**Material shown:**

■ ■ ■ ■ ■

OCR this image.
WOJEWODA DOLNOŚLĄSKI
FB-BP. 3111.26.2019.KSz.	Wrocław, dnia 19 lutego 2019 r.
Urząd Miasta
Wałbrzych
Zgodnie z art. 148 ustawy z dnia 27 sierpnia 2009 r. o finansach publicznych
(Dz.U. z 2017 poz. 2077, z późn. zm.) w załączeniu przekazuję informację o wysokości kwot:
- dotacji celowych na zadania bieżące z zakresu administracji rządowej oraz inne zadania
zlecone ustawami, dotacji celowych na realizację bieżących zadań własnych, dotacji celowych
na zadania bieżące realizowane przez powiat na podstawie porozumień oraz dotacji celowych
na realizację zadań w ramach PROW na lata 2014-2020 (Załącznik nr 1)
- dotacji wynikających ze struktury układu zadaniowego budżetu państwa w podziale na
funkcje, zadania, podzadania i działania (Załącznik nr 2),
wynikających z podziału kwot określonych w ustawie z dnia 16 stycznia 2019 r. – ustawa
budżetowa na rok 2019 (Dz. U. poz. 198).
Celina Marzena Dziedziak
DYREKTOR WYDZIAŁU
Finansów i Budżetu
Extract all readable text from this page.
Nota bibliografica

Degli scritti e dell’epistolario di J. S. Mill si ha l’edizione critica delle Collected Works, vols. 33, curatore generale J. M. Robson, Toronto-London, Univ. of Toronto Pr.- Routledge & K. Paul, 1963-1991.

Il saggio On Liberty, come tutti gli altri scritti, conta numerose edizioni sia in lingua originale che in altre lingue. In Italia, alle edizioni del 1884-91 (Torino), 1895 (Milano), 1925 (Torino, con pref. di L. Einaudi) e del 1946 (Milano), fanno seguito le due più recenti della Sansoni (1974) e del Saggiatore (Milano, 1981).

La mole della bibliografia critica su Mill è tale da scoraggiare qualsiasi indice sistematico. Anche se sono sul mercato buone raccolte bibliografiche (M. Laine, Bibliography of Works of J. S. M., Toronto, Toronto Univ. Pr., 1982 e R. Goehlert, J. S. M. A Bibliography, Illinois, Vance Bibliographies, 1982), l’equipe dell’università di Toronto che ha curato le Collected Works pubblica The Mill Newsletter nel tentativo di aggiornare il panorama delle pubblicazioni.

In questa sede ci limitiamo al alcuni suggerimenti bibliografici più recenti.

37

■ ■ ■ ■ ■

**What is needed:** Write out every line from the entries where "celowych" appears.

**Solution for this exercise:**
- dotacji celowych na zadania bieżące z zakresu administracji rządowej oraz inne zadania
zlecone ustawami, dotacji celowych na realizację bieżących zadań własnych, dotacji celowych
na zadania bieżące realizowane przez powiat na podstawie porozumień oraz dotacji celowych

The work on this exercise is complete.